◆ **Objective**: Give the data below again, word for word.

◆ **Data for processing**:

———

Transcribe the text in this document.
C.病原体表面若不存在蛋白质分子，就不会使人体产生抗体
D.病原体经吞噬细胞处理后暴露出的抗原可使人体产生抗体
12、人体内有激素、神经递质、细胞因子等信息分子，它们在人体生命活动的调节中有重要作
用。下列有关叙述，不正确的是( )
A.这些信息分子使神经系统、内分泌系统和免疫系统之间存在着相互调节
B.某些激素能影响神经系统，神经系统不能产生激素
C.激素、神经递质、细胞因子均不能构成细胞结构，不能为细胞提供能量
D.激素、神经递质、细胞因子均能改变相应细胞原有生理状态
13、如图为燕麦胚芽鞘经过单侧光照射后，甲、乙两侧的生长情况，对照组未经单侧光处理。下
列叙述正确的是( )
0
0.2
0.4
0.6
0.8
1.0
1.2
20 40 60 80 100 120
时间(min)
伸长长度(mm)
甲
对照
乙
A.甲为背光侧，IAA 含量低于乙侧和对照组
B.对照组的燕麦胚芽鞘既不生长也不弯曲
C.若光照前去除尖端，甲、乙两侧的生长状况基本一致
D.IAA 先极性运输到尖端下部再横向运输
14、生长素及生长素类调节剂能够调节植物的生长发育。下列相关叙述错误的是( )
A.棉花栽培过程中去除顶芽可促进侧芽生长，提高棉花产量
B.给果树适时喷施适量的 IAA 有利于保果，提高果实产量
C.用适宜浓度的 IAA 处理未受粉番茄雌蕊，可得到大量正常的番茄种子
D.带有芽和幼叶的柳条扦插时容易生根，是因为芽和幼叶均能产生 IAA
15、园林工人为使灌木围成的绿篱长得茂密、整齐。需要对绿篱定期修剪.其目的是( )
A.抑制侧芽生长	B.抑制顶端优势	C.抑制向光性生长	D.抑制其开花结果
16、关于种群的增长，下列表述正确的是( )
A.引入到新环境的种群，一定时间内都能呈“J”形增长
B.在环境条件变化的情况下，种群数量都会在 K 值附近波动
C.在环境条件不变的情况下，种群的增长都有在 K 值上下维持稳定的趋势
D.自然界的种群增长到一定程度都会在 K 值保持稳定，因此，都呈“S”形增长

———

◆ **Finished exercise**:
Transcribe the text in this document.
C.病原体表面若不存在蛋白质分子，就不会使人体产生抗体
D.病原体经吞噬细胞处理后暴露出的抗原可使人体产生抗体
12、人体内有激素、神经递质、细胞因子等信息分子，它们在人体生命活动的调节中有重要作
用。下列有关叙述，不正确的是( )
A.这些信息分子使神经系统、内分泌系统和免疫系统之间存在着相互调节
B.某些激素能影响神经系统，神经系统不能产生激素
C.激素、神经递质、细胞因子均不能构成细胞结构，不能为细胞提供能量
D.激素、神经递质、细胞因子均能改变相应细胞原有生理状态
13、如图为燕麦胚芽鞘经过单侧光照射后，甲、乙两侧的生长情况，对照组未经单侧光处理。下
列叙述正确的是( )
0
0.2
0.4
0.6
0.8
1.0
1.2
20 40 60 80 100 120
时间(min)
伸长长度(mm)
甲
对照
乙
A.甲为背光侧，IAA 含量低于乙侧和对照组
B.对照组的燕麦胚芽鞘既不生长也不弯曲
C.若光照前去除尖端，甲、乙两侧的生长状况基本一致
D.IAA 先极性运输到尖端下部再横向运输
14、生长素及生长素类调节剂能够调节植物的生长发育。下列相关叙述错误的是( )
A.棉花栽培过程中去除顶芽可促进侧芽生长，提高棉花产量
B.给果树适时喷施适量的 IAA 有利于保果，提高果实产量
C.用适宜浓度的 IAA 处理未受粉番茄雌蕊，可得到大量正常的番茄种子
D.带有芽和幼叶的柳条扦插时容易生根，是因为芽和幼叶均能产生 IAA
15、园林工人为使灌木围成的绿篱长得茂密、整齐。需要对绿篱定期修剪.其目的是( )
A.抑制侧芽生长	B.抑制顶端优势	C.抑制向光性生长	D.抑制其开花结果
16、关于种群的增长，下列表述正确的是( )
A.引入到新环境的种群，一定时间内都能呈“J”形增长
B.在环境条件变化的情况下，种群数量都会在 K 值附近波动
C.在环境条件不变的情况下，种群的增长都有在 K 值上下维持稳定的趋势
D.自然界的种群增长到一定程度都会在 K 值保持稳定，因此，都呈“S”形增长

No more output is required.